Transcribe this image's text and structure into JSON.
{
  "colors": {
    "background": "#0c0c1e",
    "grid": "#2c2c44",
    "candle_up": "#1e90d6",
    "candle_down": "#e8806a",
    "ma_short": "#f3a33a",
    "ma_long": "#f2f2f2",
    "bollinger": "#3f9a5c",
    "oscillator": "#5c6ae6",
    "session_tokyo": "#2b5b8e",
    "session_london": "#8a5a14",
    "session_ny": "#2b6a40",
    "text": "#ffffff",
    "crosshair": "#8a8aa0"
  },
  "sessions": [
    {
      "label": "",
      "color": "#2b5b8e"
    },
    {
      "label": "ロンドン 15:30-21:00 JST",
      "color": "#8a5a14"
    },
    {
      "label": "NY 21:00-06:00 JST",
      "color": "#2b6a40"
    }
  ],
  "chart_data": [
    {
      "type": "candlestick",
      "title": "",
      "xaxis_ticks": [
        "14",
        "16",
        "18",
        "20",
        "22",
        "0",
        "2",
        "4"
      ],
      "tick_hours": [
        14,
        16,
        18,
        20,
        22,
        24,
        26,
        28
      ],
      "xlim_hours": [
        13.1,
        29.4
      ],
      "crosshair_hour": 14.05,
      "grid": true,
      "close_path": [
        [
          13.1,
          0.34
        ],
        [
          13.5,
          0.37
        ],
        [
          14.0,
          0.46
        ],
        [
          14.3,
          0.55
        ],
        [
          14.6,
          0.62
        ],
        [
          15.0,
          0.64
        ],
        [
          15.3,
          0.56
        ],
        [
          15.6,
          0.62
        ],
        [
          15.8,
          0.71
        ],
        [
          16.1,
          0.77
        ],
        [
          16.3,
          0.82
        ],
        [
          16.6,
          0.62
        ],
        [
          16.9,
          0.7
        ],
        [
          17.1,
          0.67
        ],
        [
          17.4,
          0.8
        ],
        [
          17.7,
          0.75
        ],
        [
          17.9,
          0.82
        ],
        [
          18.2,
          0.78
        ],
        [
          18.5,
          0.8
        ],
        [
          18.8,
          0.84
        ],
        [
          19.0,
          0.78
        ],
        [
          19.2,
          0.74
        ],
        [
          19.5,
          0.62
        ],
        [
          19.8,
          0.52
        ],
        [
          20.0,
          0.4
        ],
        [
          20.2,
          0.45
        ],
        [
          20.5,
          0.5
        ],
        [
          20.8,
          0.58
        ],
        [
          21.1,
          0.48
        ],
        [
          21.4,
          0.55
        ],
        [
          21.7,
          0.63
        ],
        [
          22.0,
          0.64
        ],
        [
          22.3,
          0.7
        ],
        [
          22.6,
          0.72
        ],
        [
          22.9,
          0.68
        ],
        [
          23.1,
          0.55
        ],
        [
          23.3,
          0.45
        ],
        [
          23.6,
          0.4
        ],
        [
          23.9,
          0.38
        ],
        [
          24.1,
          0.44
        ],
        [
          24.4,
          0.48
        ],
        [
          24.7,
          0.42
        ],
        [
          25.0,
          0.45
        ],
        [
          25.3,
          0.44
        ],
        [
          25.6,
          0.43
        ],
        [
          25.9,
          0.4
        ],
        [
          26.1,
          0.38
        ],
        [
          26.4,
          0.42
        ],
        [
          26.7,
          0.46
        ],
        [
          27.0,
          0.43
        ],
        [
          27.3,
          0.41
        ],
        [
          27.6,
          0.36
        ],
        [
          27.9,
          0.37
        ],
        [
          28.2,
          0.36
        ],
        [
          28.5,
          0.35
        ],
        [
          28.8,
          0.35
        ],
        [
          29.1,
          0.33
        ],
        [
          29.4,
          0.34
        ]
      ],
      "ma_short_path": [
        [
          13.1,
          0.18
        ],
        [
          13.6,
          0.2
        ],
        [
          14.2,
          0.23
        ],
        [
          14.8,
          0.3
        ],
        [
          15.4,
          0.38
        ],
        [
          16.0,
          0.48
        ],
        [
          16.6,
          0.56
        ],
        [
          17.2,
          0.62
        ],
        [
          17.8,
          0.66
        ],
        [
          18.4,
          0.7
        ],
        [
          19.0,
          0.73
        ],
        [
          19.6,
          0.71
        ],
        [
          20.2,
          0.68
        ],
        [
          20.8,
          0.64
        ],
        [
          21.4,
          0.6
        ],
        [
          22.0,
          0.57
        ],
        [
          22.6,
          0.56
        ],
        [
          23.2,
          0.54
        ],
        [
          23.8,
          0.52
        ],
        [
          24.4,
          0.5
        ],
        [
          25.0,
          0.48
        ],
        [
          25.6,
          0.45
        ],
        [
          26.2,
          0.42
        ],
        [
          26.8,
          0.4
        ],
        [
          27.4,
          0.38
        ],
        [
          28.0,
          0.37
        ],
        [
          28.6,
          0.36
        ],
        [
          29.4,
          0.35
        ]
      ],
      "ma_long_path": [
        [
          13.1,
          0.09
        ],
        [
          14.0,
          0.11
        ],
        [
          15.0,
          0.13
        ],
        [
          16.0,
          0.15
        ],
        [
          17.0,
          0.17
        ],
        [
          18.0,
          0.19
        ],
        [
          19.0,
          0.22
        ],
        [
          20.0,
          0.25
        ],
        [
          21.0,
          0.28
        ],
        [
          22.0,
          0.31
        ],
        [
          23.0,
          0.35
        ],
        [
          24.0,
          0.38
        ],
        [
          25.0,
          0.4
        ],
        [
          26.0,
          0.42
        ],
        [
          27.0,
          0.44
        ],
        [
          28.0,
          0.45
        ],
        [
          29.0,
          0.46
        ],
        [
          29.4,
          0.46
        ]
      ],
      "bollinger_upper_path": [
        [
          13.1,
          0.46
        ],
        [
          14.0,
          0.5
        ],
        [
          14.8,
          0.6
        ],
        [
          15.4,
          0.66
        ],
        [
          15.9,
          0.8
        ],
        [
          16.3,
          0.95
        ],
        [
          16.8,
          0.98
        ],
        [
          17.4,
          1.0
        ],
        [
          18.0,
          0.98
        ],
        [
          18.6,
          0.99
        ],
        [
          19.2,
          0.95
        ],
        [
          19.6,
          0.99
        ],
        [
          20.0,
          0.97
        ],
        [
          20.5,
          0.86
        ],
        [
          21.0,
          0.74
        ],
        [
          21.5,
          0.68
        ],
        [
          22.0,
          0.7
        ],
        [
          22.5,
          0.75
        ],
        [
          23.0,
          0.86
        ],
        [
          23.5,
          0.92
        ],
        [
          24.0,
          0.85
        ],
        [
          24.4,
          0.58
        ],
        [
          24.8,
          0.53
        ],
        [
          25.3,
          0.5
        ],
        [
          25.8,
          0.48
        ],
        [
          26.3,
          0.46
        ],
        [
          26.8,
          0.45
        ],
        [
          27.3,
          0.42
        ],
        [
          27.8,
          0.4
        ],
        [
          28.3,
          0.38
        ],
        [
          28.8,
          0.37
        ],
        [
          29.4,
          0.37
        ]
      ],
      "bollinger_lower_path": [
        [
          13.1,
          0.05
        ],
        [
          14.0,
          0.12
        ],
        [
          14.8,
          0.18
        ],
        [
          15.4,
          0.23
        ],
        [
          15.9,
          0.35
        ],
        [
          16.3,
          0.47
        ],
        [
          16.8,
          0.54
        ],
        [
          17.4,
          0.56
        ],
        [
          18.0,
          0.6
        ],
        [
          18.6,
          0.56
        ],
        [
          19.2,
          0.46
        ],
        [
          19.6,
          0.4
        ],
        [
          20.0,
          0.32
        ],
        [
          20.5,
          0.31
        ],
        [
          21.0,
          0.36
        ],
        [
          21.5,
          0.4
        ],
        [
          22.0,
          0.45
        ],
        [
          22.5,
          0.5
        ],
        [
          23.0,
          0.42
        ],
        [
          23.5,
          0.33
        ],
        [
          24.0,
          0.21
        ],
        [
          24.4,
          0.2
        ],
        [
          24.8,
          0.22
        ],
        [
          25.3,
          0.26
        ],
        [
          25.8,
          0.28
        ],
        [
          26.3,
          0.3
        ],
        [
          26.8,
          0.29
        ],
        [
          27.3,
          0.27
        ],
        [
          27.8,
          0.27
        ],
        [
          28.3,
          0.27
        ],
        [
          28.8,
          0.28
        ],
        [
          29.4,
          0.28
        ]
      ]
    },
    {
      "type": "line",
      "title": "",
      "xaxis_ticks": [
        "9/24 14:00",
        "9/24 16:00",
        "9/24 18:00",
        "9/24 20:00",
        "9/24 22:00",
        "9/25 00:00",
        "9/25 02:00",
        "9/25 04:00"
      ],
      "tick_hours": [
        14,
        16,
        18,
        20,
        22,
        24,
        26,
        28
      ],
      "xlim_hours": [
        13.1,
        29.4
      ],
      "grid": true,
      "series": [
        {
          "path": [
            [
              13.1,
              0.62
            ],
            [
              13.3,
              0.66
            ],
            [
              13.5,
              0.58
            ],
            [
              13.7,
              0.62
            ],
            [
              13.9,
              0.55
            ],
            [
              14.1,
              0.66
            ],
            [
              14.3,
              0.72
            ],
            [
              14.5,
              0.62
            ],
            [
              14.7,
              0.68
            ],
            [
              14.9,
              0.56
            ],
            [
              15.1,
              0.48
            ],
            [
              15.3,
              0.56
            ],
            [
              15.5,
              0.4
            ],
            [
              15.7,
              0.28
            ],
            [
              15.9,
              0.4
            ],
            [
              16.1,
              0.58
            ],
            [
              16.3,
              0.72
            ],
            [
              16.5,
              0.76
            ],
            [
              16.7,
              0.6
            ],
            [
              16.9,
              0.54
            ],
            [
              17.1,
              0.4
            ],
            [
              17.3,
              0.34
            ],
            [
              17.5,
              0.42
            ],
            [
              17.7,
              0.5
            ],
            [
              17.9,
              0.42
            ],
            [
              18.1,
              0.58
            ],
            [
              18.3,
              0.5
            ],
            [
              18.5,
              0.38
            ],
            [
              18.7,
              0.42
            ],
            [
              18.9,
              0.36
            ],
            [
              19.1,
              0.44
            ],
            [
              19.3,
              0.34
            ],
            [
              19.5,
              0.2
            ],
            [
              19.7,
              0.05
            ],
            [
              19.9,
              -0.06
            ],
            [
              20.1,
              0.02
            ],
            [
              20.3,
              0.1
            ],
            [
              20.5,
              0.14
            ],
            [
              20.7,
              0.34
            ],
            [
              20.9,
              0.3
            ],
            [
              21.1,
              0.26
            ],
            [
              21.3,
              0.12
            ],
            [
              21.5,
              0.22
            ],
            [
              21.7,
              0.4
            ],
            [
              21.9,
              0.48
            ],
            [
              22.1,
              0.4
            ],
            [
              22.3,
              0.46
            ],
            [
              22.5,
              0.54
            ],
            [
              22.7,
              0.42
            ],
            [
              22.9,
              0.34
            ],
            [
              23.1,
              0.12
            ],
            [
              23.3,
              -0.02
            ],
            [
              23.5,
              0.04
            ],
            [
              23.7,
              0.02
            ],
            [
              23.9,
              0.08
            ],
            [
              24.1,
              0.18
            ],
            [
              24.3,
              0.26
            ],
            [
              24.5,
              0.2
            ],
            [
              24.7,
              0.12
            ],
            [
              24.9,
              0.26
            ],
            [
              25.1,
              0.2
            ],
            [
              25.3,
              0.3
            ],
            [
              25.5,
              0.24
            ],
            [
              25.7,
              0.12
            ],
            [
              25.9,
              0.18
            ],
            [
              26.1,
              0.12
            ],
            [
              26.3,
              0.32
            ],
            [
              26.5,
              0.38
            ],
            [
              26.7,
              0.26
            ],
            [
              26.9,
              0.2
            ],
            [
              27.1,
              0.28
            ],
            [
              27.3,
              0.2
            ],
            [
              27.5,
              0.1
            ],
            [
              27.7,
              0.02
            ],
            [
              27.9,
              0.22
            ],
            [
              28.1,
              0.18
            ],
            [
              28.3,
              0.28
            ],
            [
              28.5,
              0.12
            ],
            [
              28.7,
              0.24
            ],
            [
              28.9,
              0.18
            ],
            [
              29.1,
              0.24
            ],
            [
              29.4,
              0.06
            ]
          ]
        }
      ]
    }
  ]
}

++++++++++++++++++++

## Instructions to follow
Scan the material above. Copy each line that holds the word "text".

## Written answer
Transcribe this image's text and structure into JSON.
    "text": "#ffffff",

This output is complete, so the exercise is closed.